> _Directions_
Copy out each line exactly; pictures stay out of the copy.

━━━ Stored records ━━━

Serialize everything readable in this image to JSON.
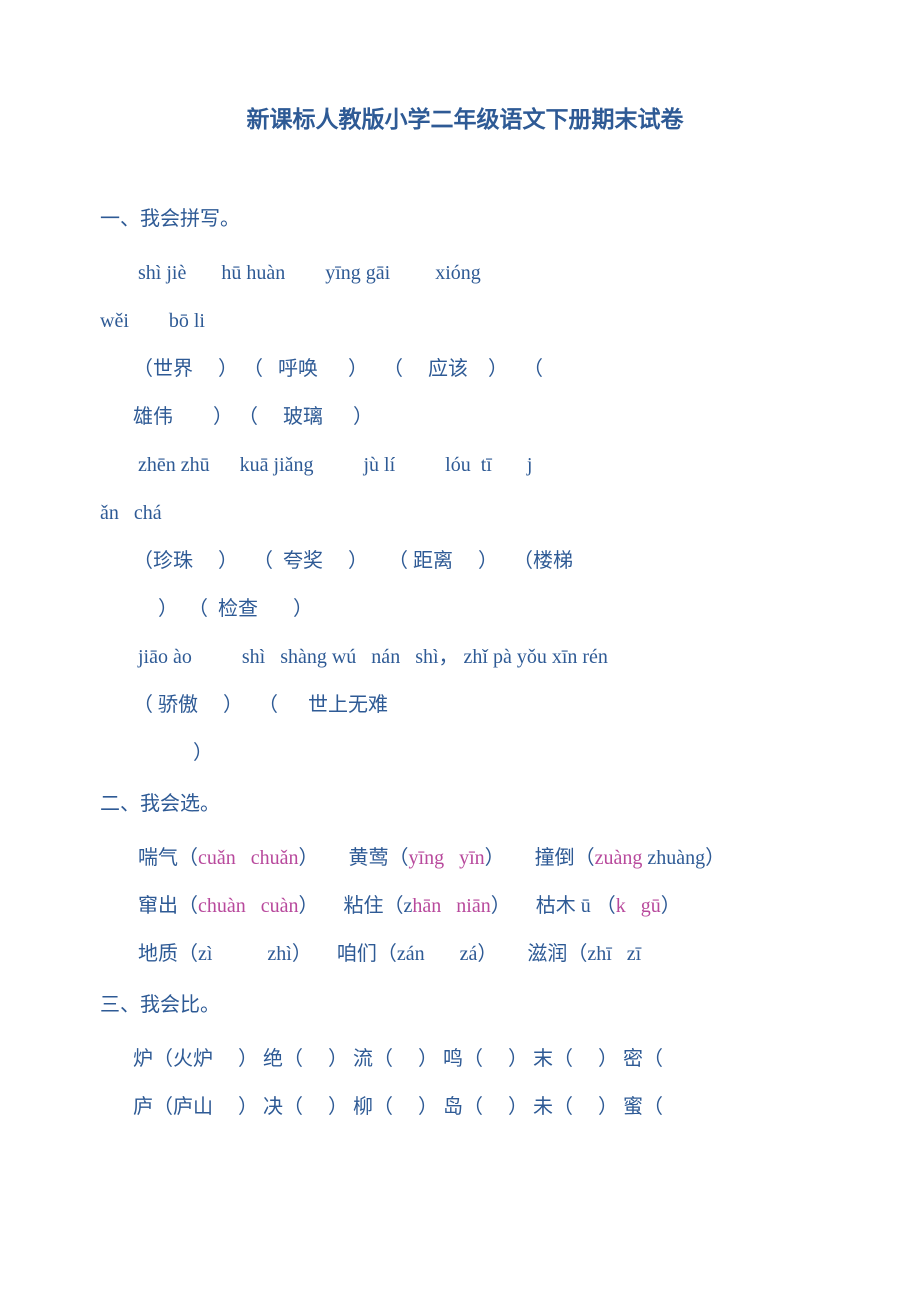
{
  "title": "新课标人教版小学二年级语文下册期末试卷",
  "sections": {
    "s1": {
      "head": "一、我会拼写。",
      "lines": [
        {
          "t": "  shì jiè       hū huàn        yīng gāi         xióng"
        },
        {
          "t": "wěi        bō li",
          "noindent": true
        },
        {
          "t": " （世界     ） （   呼唤      ）   （     应该    ）   （"
        },
        {
          "t": " 雄伟        ） （     玻璃      ）"
        },
        {
          "t": "  zhēn zhū      kuā jiǎng          jù lí          lóu  tī       j"
        },
        {
          "t": "ǎn   chá",
          "noindent": true
        },
        {
          "t": " （珍珠     ）   （  夸奖     ）    （ 距离     ）   （楼梯"
        },
        {
          "t": "      ）  （  检查       ）"
        },
        {
          "t": "  jiāo ào          shì   shàng wú   nán   shì， zhǐ pà yǒu xīn rén"
        },
        {
          "t": " （ 骄傲     ）   （      世上无难"
        },
        {
          "t": ""
        },
        {
          "t": "             ）"
        }
      ]
    },
    "s2": {
      "head": "二、我会选。",
      "lines": [
        {
          "pre": "  喘气（",
          "ans": "cuǎn   chuǎn",
          "post": "）      黄莺（"
        },
        {
          "ans2": "yīng   yīn",
          "post2": "）      撞倒（",
          "ans3": "zuàng",
          "post3": " zhuàng）"
        },
        {
          "pre": "  窜出（",
          "ans": "chuàn   cuàn",
          "post": "）     粘住（z"
        },
        {
          "ans2": "hān   niān",
          "post2": "）     枯木 ū （",
          "ans3": "k   gū",
          "post3": "）"
        },
        {
          "pre": "  地质（zì           zhì）     咱们（zán       zá）      滋润（zhī   zī"
        }
      ]
    },
    "s3": {
      "head": "三、我会比。",
      "lines": [
        {
          "pre": " 炉（火炉     ） 绝（     ） 流（     ） 鸣（     ） 末（     ） 密（"
        },
        {
          "pre": " 庐（庐山     ） 决（     ） 柳（     ） 岛（     ） 未（     ） 蜜（"
        }
      ]
    }
  }
}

━━━

> _Complete output_
Serialize everything readable in this image to JSON.
{
  "title": "新课标人教版小学二年级语文下册期末试卷",
  "sections": {
    "s1": {
      "head": "一、我会拼写。",
      "lines": [
        {
          "t": "  shì jiè       hū huàn        yīng gāi         xióng"
        },
        {
          "t": "wěi        bō li",
          "noindent": true
        },
        {
          "t": " （世界     ） （   呼唤      ）   （     应该    ）   （"
        },
        {
          "t": " 雄伟        ） （     玻璃      ）"
        },
        {
          "t": "  zhēn zhū      kuā jiǎng          jù lí          lóu  tī       j"
        },
        {
          "t": "ǎn   chá",
          "noindent": true
        },
        {
          "t": " （珍珠     ）   （  夸奖     ）    （ 距离     ）   （楼梯"
        },
        {
          "t": "      ）  （  检查       ）"
        },
        {
          "t": "  jiāo ào          shì   shàng wú   nán   shì， zhǐ pà yǒu xīn rén"
        },
        {
          "t": " （ 骄傲     ）   （      世上无难"
        },
        {
          "t": ""
        },
        {
          "t": "             ）"
        }
      ]
    },
    "s2": {
      "head": "二、我会选。",
      "lines": [
        {
          "pre": "  喘气（",
          "ans": "cuǎn   chuǎn",
          "post": "）      黄莺（"
        },
        {
          "ans2": "yīng   yīn",
          "post2": "）      撞倒（",
          "ans3": "zuàng",
          "post3": " zhuàng）"
        },
        {
          "pre": "  窜出（",
          "ans": "chuàn   cuàn",
          "post": "）     粘住（z"
        },
        {
          "ans2": "hān   niān",
          "post2": "）     枯木 ū （",
          "ans3": "k   gū",
          "post3": "）"
        },
        {
          "pre": "  地质（zì           zhì）     咱们（zán       zá）      滋润（zhī   zī"
        }
      ]
    },
    "s3": {
      "head": "三、我会比。",
      "lines": [
        {
          "pre": " 炉（火炉     ） 绝（     ） 流（     ） 鸣（     ） 末（     ） 密（"
        },
        {
          "pre": " 庐（庐山     ） 决（     ） 柳（     ） 岛（     ） 未（     ） 蜜（"
        }
      ]
    }
  }
}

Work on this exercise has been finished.